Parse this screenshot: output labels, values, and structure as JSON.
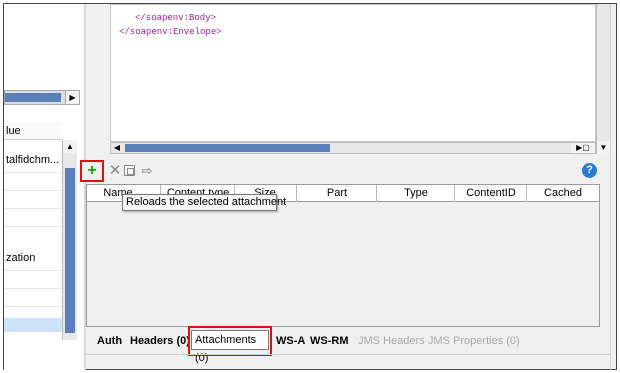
{
  "editor": {
    "lines": [
      "</soapenv:Body>",
      "</soapenv:Envelope>"
    ]
  },
  "left_panel": {
    "column_header": "lue",
    "cell_1": "talfidchm...",
    "cell_2": "zation"
  },
  "attachments": {
    "columns": [
      "Name",
      "Content type",
      "Size",
      "Part",
      "Type",
      "ContentID",
      "Cached"
    ],
    "tooltip": "Reloads the selected attachment"
  },
  "tabs": {
    "auth": "Auth",
    "headers": "Headers (0)",
    "attachments": "Attachments (0)",
    "ws_a": "WS-A",
    "ws_rm": "WS-RM",
    "jms_headers": "JMS Headers",
    "jms_properties": "JMS Properties (0)"
  },
  "colors": {
    "highlight": "#e01010",
    "add_green": "#1fa01f",
    "xml_tag": "#a01ea0",
    "scroll_thumb": "#5b7fb8"
  }
}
################
** INSTRUCTIONS FOR THE TASK **
Every record above must be given again exactly; drop the pictures.

** RESULT BELOW **
Parse this screenshot: output labels, values, and structure as JSON.
{
  "editor": {
    "lines": [
      "</soapenv:Body>",
      "</soapenv:Envelope>"
    ]
  },
  "left_panel": {
    "column_header": "lue",
    "cell_1": "talfidchm...",
    "cell_2": "zation"
  },
  "attachments": {
    "columns": [
      "Name",
      "Content type",
      "Size",
      "Part",
      "Type",
      "ContentID",
      "Cached"
    ],
    "tooltip": "Reloads the selected attachment"
  },
  "tabs": {
    "auth": "Auth",
    "headers": "Headers (0)",
    "attachments": "Attachments (0)",
    "ws_a": "WS-A",
    "ws_rm": "WS-RM",
    "jms_headers": "JMS Headers",
    "jms_properties": "JMS Properties (0)"
  },
  "colors": {
    "highlight": "#e01010",
    "add_green": "#1fa01f",
    "xml_tag": "#a01ea0",
    "scroll_thumb": "#5b7fb8"
  }
}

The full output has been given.